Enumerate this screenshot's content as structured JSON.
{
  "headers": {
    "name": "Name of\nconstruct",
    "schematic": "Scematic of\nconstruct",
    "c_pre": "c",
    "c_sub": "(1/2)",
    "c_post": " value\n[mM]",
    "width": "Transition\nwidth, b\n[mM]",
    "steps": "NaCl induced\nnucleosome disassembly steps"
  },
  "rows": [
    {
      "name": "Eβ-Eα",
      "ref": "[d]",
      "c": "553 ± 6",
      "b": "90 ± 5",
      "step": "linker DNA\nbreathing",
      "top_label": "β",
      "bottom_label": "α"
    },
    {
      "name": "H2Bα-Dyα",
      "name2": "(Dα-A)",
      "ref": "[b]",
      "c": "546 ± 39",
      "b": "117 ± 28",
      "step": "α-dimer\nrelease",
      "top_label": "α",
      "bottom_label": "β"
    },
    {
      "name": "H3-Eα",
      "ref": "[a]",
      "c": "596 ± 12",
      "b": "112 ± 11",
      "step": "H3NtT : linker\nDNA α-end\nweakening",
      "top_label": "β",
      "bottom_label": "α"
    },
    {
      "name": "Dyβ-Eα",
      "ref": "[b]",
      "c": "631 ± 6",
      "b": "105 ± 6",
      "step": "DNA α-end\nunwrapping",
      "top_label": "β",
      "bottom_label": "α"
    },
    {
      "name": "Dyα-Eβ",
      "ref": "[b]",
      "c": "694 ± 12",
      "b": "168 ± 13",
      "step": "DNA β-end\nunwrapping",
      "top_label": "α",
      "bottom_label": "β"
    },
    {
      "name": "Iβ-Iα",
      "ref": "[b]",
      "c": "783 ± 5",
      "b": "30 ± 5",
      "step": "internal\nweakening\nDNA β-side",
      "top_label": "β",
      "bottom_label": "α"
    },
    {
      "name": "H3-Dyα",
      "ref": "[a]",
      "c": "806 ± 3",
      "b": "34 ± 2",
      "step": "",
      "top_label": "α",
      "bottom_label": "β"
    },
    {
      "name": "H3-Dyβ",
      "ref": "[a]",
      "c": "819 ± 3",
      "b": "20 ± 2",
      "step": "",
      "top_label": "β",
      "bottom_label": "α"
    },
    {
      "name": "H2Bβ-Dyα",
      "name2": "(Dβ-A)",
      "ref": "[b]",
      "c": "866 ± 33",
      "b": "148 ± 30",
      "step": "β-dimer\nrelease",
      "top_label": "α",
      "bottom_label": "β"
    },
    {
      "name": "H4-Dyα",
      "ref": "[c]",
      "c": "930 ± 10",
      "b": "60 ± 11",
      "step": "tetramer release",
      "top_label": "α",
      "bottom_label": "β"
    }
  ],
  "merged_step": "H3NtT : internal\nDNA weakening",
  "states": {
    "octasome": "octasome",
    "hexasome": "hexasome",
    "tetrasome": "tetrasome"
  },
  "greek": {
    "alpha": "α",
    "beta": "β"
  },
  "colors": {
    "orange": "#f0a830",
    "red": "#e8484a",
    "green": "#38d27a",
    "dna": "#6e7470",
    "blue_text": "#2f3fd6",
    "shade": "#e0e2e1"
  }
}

Given instruction:
Return all of the data precisely as it appears.

Answer in full:
Enumerate this screenshot's content as structured JSON.
{
  "headers": {
    "name": "Name of\nconstruct",
    "schematic": "Scematic of\nconstruct",
    "c_pre": "c",
    "c_sub": "(1/2)",
    "c_post": " value\n[mM]",
    "width": "Transition\nwidth, b\n[mM]",
    "steps": "NaCl induced\nnucleosome disassembly steps"
  },
  "rows": [
    {
      "name": "Eβ-Eα",
      "ref": "[d]",
      "c": "553 ± 6",
      "b": "90 ± 5",
      "step": "linker DNA\nbreathing",
      "top_label": "β",
      "bottom_label": "α"
    },
    {
      "name": "H2Bα-Dyα",
      "name2": "(Dα-A)",
      "ref": "[b]",
      "c": "546 ± 39",
      "b": "117 ± 28",
      "step": "α-dimer\nrelease",
      "top_label": "α",
      "bottom_label": "β"
    },
    {
      "name": "H3-Eα",
      "ref": "[a]",
      "c": "596 ± 12",
      "b": "112 ± 11",
      "step": "H3NtT : linker\nDNA α-end\nweakening",
      "top_label": "β",
      "bottom_label": "α"
    },
    {
      "name": "Dyβ-Eα",
      "ref": "[b]",
      "c": "631 ± 6",
      "b": "105 ± 6",
      "step": "DNA α-end\nunwrapping",
      "top_label": "β",
      "bottom_label": "α"
    },
    {
      "name": "Dyα-Eβ",
      "ref": "[b]",
      "c": "694 ± 12",
      "b": "168 ± 13",
      "step": "DNA β-end\nunwrapping",
      "top_label": "α",
      "bottom_label": "β"
    },
    {
      "name": "Iβ-Iα",
      "ref": "[b]",
      "c": "783 ± 5",
      "b": "30 ± 5",
      "step": "internal\nweakening\nDNA β-side",
      "top_label": "β",
      "bottom_label": "α"
    },
    {
      "name": "H3-Dyα",
      "ref": "[a]",
      "c": "806 ± 3",
      "b": "34 ± 2",
      "step": "",
      "top_label": "α",
      "bottom_label": "β"
    },
    {
      "name": "H3-Dyβ",
      "ref": "[a]",
      "c": "819 ± 3",
      "b": "20 ± 2",
      "step": "",
      "top_label": "β",
      "bottom_label": "α"
    },
    {
      "name": "H2Bβ-Dyα",
      "name2": "(Dβ-A)",
      "ref": "[b]",
      "c": "866 ± 33",
      "b": "148 ± 30",
      "step": "β-dimer\nrelease",
      "top_label": "α",
      "bottom_label": "β"
    },
    {
      "name": "H4-Dyα",
      "ref": "[c]",
      "c": "930 ± 10",
      "b": "60 ± 11",
      "step": "tetramer release",
      "top_label": "α",
      "bottom_label": "β"
    }
  ],
  "merged_step": "H3NtT : internal\nDNA weakening",
  "states": {
    "octasome": "octasome",
    "hexasome": "hexasome",
    "tetrasome": "tetrasome"
  },
  "greek": {
    "alpha": "α",
    "beta": "β"
  },
  "colors": {
    "orange": "#f0a830",
    "red": "#e8484a",
    "green": "#38d27a",
    "dna": "#6e7470",
    "blue_text": "#2f3fd6",
    "shade": "#e0e2e1"
  }
}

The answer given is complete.